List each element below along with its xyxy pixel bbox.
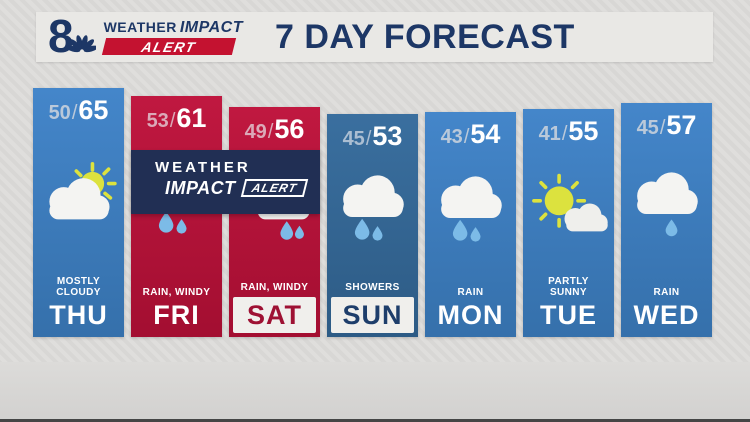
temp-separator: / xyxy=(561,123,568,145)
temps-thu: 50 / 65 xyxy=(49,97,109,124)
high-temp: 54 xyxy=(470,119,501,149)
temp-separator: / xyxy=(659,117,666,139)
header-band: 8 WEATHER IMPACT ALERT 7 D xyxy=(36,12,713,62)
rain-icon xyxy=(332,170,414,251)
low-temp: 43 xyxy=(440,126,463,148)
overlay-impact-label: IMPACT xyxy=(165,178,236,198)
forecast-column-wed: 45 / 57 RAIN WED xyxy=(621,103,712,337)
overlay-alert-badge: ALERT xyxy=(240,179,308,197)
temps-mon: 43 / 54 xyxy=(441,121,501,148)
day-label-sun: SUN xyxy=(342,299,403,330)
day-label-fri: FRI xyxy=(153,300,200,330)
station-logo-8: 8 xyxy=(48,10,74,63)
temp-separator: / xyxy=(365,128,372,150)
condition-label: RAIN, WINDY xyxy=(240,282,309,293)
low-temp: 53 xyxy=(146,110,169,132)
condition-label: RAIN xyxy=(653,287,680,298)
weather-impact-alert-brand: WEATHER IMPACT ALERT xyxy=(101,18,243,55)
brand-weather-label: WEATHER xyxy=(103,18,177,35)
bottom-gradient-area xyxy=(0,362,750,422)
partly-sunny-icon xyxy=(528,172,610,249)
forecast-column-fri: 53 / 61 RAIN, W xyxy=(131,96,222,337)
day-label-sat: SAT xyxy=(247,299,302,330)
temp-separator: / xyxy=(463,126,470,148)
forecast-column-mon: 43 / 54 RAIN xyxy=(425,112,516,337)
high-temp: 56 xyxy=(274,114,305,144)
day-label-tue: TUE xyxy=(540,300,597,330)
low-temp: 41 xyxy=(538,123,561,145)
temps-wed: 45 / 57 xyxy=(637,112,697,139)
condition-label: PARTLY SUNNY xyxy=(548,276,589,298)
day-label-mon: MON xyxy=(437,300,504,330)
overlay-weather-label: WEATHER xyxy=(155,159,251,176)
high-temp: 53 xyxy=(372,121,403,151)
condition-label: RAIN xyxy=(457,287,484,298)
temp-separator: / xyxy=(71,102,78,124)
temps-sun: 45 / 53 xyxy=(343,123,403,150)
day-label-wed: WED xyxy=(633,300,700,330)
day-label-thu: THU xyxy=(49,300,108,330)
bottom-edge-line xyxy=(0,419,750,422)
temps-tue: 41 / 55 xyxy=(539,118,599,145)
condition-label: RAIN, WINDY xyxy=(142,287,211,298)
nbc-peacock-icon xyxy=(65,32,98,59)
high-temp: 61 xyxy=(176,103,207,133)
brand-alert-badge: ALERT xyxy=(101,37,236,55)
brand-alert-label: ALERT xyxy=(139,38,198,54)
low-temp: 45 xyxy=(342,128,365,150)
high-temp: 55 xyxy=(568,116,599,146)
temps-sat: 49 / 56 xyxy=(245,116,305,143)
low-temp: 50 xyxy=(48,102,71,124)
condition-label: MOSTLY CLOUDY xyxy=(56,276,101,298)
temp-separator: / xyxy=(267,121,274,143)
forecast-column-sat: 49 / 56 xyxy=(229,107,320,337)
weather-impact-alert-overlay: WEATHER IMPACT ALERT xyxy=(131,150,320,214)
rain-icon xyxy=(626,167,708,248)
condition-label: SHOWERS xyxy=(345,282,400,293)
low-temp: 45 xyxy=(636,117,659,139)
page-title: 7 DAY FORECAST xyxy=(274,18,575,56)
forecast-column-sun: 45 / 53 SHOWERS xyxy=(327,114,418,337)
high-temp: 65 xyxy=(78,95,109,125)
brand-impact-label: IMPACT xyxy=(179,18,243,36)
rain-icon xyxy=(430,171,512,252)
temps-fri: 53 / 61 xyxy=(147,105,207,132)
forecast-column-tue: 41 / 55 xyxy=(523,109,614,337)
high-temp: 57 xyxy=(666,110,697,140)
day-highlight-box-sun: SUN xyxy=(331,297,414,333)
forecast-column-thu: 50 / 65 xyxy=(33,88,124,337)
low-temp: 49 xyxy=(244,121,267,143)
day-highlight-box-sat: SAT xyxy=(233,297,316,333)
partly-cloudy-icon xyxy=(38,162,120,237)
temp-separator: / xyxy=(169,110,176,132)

| Requirement |
Copy every line from the material above that contains the string "badge".

| Problem solution |
overlay-alert-badge: ALERT xyxy=(240,179,308,197)
brand-alert-badge: ALERT xyxy=(101,37,236,55)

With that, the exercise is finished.